• Goal of the exercise
Report how many lines contain "break", with no other words.

• Data supplied

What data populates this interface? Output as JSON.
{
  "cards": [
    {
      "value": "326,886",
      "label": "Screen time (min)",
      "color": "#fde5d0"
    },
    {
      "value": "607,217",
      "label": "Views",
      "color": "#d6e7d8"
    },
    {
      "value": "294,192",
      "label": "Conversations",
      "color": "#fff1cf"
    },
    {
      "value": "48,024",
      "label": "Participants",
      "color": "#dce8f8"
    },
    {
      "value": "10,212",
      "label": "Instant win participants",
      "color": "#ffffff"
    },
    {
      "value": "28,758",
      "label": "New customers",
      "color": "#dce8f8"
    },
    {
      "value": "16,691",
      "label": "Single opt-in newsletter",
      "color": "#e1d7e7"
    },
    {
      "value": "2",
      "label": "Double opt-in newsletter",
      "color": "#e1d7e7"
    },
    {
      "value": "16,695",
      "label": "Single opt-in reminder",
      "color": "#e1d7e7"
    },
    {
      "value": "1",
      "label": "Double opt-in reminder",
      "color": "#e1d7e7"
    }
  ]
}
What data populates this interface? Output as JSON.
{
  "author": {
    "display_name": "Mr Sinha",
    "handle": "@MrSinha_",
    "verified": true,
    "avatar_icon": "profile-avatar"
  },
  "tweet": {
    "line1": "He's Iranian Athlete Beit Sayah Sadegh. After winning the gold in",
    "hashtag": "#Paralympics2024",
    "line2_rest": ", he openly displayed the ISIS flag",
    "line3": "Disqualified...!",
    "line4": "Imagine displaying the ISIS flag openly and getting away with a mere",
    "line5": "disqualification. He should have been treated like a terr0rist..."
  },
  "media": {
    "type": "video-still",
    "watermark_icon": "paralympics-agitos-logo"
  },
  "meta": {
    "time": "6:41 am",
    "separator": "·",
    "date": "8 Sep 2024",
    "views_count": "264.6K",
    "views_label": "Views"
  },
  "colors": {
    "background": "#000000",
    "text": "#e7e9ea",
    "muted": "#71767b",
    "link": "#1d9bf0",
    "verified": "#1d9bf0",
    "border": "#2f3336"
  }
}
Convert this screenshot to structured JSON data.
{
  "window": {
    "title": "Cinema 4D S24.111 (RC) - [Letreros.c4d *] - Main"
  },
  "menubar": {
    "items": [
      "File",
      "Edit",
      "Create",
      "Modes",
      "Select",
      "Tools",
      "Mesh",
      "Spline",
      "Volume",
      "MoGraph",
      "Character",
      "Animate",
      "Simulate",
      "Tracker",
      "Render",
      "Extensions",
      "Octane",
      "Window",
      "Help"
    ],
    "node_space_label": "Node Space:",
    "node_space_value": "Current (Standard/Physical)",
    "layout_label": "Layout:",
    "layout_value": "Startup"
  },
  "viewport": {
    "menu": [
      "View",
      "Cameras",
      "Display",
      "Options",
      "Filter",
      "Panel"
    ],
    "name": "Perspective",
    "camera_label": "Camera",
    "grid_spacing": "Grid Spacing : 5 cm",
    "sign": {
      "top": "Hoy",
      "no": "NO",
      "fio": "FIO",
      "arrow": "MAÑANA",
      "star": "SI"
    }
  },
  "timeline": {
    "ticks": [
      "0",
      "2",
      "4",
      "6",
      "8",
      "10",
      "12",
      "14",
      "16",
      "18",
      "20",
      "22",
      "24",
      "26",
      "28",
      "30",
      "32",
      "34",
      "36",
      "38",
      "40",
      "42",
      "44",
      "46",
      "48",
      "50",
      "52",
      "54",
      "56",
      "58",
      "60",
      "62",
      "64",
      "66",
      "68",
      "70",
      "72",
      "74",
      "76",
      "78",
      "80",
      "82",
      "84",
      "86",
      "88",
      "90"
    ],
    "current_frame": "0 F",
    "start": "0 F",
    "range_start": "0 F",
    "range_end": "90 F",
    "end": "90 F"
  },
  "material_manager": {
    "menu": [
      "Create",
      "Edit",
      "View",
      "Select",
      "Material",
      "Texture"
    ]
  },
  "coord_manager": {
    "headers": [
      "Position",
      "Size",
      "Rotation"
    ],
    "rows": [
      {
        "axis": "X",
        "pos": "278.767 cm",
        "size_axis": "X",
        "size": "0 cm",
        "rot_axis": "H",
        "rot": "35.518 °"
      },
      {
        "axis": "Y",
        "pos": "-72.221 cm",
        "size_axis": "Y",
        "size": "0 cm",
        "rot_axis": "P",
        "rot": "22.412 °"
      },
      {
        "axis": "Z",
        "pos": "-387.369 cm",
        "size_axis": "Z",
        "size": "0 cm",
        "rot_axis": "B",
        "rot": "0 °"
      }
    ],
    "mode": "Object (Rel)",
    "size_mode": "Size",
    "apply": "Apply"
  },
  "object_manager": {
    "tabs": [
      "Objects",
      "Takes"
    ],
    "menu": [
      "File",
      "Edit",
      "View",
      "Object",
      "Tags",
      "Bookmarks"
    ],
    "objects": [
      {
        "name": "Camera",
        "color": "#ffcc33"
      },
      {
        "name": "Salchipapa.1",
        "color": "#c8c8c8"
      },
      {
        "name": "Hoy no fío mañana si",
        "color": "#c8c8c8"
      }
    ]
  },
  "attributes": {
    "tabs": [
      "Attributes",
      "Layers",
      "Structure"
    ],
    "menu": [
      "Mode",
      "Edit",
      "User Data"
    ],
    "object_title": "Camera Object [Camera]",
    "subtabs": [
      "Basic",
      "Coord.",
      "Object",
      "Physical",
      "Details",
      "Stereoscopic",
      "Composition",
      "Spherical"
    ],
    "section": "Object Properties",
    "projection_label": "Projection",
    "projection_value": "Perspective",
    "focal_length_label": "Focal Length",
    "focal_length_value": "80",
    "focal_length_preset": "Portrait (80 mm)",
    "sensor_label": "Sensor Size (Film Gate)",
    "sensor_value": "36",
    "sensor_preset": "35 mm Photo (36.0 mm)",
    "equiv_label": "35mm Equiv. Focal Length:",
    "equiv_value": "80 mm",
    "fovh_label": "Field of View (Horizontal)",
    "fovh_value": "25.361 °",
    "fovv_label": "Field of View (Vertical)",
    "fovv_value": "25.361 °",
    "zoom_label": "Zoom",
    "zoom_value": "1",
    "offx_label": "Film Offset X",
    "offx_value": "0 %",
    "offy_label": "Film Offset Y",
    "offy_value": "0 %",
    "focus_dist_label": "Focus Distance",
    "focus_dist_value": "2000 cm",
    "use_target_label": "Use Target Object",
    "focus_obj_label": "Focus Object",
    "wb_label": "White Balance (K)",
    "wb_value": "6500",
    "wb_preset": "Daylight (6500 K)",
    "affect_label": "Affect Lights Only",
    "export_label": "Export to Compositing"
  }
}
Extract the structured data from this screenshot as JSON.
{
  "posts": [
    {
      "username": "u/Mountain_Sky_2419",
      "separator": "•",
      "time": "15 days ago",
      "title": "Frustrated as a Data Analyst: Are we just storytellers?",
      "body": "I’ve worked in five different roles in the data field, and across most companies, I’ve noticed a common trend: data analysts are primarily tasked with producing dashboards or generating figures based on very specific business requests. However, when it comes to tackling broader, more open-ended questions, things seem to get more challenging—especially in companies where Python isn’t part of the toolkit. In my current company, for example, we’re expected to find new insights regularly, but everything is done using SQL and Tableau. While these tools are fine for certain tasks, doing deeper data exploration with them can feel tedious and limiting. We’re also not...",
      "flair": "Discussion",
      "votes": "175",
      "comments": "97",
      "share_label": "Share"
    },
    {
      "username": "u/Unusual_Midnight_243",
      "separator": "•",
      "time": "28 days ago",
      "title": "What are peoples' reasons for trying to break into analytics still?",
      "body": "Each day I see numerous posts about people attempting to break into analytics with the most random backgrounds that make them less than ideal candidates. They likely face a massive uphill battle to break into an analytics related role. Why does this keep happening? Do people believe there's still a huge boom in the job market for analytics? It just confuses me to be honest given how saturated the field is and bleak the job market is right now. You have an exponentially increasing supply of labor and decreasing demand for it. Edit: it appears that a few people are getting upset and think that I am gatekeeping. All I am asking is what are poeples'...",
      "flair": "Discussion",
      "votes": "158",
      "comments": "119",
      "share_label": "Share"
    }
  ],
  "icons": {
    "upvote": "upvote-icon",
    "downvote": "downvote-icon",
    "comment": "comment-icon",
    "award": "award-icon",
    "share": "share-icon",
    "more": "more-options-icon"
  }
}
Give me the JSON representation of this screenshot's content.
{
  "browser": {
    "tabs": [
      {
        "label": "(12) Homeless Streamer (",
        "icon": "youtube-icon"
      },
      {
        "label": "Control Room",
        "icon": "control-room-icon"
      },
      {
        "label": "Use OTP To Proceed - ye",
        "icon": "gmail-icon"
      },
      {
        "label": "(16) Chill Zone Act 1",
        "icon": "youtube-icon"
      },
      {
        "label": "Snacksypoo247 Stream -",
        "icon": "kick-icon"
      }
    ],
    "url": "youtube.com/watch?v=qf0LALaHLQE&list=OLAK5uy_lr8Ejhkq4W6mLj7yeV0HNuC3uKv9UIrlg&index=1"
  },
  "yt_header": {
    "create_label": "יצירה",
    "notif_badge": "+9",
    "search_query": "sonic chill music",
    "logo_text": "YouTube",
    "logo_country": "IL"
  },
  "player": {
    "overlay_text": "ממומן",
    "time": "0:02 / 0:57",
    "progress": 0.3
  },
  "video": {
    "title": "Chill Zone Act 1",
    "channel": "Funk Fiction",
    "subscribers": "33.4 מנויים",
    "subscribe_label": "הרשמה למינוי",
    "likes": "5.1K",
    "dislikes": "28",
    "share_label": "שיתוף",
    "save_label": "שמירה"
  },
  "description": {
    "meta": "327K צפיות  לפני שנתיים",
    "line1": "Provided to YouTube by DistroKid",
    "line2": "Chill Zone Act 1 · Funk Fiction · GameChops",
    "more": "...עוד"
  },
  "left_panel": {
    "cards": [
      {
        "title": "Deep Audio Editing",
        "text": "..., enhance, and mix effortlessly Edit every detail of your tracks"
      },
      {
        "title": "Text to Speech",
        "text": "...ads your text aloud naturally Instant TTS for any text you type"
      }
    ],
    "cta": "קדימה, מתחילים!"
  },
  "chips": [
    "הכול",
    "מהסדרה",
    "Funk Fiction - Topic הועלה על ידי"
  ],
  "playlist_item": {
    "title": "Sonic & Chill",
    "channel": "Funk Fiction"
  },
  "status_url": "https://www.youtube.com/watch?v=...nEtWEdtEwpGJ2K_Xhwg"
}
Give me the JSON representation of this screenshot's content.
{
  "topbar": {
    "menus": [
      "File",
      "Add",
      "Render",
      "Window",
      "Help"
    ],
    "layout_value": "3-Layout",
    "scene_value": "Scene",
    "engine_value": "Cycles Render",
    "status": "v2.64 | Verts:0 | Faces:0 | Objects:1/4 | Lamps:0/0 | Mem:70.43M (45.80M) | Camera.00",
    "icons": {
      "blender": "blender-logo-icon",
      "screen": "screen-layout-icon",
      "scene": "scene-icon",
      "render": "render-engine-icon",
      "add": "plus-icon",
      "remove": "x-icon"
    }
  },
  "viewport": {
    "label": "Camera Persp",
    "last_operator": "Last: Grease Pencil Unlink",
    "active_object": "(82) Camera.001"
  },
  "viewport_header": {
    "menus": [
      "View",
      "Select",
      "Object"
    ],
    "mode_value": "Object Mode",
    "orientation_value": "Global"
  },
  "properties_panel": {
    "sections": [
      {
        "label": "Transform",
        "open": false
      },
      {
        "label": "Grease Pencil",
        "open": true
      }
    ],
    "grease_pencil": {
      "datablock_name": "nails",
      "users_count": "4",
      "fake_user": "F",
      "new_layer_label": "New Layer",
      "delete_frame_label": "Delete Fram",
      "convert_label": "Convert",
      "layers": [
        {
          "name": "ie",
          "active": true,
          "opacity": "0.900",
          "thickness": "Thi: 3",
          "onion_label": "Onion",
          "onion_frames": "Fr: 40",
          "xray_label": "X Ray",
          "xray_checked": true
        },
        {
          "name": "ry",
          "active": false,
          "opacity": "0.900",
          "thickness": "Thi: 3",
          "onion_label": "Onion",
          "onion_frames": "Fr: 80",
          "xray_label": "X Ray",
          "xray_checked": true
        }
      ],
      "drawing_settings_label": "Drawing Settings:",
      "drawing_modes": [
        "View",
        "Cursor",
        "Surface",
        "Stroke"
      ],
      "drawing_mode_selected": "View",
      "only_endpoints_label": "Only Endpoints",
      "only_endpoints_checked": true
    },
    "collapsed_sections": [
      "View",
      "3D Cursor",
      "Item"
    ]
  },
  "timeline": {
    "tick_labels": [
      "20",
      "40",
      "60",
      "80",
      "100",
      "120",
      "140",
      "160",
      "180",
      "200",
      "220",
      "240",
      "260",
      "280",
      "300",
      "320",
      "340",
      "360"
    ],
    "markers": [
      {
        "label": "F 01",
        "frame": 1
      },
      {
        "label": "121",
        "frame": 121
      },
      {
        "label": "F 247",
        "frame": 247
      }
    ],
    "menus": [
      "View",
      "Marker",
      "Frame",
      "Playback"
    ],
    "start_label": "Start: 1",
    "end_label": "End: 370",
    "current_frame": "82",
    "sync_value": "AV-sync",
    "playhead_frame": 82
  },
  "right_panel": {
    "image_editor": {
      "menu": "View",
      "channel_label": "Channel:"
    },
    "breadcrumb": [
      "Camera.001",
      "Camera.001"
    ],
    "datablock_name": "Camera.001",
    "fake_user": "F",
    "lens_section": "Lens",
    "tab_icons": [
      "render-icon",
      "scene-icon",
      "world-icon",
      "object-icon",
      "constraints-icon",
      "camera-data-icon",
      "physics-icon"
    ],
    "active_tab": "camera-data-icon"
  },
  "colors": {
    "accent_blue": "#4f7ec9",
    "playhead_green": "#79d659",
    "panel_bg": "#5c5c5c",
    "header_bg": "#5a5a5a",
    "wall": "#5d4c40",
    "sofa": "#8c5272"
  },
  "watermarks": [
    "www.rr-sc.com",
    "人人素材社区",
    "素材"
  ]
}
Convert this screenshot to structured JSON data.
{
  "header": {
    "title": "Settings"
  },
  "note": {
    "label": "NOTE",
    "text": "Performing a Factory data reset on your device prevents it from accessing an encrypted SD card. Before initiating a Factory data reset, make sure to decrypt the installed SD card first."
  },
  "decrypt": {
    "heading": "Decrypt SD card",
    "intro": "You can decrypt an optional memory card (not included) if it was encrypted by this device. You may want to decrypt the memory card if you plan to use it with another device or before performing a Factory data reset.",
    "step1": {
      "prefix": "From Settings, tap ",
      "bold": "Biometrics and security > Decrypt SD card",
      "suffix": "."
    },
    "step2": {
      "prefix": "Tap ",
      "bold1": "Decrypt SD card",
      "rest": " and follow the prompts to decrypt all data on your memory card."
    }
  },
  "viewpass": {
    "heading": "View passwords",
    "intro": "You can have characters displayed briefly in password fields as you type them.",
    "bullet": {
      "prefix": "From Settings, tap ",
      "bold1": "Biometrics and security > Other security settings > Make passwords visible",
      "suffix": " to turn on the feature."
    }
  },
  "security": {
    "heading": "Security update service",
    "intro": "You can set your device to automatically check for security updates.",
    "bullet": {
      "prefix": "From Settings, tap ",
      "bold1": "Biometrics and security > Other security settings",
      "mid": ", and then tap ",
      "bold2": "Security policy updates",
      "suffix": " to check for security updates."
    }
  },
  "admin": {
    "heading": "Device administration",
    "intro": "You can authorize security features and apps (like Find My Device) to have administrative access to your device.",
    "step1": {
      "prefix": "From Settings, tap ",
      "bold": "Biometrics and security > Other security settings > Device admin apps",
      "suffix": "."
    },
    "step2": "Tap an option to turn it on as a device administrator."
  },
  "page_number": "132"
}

• Final result
2